─── ENTRIES SHOWN ───

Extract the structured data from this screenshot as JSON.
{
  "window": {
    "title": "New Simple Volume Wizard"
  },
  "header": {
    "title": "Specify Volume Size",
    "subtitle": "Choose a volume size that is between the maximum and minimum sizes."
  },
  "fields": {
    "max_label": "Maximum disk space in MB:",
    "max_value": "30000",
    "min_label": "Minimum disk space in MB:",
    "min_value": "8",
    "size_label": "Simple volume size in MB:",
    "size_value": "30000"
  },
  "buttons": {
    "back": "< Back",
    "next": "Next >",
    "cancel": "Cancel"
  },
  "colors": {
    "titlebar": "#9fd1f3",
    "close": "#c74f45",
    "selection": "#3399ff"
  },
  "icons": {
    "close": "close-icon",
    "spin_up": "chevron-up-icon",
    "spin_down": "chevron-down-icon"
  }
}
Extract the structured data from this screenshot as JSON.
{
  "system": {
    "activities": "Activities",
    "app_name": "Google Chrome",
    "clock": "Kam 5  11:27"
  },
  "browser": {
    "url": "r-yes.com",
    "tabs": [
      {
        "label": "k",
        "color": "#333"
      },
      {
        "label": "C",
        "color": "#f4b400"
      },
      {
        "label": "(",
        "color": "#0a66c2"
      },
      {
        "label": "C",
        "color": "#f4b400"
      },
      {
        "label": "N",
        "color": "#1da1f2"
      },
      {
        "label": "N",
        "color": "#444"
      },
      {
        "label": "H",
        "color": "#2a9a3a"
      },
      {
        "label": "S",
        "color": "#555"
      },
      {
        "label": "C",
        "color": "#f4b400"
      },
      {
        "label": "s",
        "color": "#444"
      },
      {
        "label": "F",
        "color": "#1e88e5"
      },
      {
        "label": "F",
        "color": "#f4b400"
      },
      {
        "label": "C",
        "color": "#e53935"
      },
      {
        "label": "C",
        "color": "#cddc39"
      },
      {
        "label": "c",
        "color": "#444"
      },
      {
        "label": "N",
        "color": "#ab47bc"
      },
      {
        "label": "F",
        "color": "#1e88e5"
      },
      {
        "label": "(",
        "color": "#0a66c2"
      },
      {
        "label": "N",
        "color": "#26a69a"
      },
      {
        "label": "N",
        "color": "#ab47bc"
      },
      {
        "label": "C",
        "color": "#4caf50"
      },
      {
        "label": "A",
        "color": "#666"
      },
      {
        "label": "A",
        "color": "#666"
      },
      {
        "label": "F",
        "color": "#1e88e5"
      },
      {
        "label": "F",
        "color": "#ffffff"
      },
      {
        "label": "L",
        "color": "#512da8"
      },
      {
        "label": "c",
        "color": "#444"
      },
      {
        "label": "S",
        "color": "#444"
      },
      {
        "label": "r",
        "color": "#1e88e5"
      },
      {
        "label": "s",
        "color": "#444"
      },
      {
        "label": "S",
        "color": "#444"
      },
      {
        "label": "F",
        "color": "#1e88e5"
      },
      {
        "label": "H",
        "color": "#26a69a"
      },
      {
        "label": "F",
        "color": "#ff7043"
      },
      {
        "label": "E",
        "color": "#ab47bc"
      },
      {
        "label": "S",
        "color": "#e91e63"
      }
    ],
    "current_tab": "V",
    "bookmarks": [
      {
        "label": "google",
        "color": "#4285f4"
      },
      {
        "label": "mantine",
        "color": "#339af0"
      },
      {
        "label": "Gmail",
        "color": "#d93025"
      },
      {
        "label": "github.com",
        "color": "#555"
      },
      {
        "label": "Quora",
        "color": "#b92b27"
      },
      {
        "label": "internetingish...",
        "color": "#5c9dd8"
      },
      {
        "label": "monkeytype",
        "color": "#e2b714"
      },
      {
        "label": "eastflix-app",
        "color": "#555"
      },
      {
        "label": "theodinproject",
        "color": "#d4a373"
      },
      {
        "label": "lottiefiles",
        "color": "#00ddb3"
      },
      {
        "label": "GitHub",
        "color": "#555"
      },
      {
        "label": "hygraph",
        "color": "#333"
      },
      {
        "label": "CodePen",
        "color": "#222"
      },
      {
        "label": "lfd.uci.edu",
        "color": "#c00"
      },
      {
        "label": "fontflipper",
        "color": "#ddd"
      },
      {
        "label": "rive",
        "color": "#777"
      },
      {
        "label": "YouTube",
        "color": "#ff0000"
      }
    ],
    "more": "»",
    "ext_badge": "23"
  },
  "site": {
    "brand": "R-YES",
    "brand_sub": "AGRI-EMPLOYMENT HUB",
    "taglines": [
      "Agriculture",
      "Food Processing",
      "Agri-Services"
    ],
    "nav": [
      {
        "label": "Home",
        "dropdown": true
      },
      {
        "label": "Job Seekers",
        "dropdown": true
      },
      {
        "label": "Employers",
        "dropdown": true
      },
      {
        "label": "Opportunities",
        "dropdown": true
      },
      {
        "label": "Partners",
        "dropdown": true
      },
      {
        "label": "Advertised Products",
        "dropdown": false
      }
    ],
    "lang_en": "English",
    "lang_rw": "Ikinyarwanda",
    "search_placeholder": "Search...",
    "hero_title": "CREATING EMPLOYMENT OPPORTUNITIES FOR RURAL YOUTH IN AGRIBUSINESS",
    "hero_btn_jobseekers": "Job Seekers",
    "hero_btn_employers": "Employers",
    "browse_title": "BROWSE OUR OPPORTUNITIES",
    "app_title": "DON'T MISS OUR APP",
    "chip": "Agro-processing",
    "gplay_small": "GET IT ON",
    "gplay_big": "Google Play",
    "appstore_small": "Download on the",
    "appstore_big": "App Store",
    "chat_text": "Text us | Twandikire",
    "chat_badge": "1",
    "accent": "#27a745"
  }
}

───

TASK GOAL
Collect the lines of the data that carry the word "Seekers".

TASK ANSWER
        "label": "Job Seekers",
    "hero_btn_jobseekers": "Job Seekers",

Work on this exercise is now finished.